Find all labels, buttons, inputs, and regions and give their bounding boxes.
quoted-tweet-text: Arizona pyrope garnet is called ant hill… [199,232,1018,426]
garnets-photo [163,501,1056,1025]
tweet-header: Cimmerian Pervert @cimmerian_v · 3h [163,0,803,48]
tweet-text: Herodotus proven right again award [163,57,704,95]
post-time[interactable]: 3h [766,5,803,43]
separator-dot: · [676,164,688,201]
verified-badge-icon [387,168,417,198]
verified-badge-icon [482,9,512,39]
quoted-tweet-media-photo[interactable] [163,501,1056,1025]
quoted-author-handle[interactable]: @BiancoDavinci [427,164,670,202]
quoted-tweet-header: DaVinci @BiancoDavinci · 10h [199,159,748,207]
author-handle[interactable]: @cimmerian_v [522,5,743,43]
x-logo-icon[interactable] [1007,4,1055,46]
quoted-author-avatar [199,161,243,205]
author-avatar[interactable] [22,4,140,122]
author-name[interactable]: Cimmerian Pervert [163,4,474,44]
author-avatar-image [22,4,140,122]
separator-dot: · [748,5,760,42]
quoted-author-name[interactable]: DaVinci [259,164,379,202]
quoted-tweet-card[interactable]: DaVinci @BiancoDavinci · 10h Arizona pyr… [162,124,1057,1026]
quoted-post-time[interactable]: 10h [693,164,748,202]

= = = =

YOUR INSTRUCTIONS: Update the records above by changing every "separator-dot" to "middle-dot" and leaving all other text unchanged.

OUTPUT OF THE EXERCISE:
Find all labels, buttons, inputs, and regions and give their bounding boxes.
quoted-tweet-text: Arizona pyrope garnet is called ant hill… [199,232,1018,426]
garnets-photo [163,501,1056,1025]
tweet-header: Cimmerian Pervert @cimmerian_v · 3h [163,0,803,48]
tweet-text: Herodotus proven right again award [163,57,704,95]
post-time[interactable]: 3h [766,5,803,43]
middle-dot: · [676,164,688,201]
verified-badge-icon [387,168,417,198]
verified-badge-icon [482,9,512,39]
quoted-tweet-media-photo[interactable] [163,501,1056,1025]
quoted-author-handle[interactable]: @BiancoDavinci [427,164,670,202]
quoted-tweet-header: DaVinci @BiancoDavinci · 10h [199,159,748,207]
author-handle[interactable]: @cimmerian_v [522,5,743,43]
x-logo-icon[interactable] [1007,4,1055,46]
quoted-author-avatar [199,161,243,205]
author-avatar[interactable] [22,4,140,122]
author-name[interactable]: Cimmerian Pervert [163,4,474,44]
author-avatar-image [22,4,140,122]
middle-dot: · [748,5,760,42]
quoted-author-name[interactable]: DaVinci [259,164,379,202]
quoted-tweet-card[interactable]: DaVinci @BiancoDavinci · 10h Arizona pyr… [162,124,1057,1026]
quoted-post-time[interactable]: 10h [693,164,748,202]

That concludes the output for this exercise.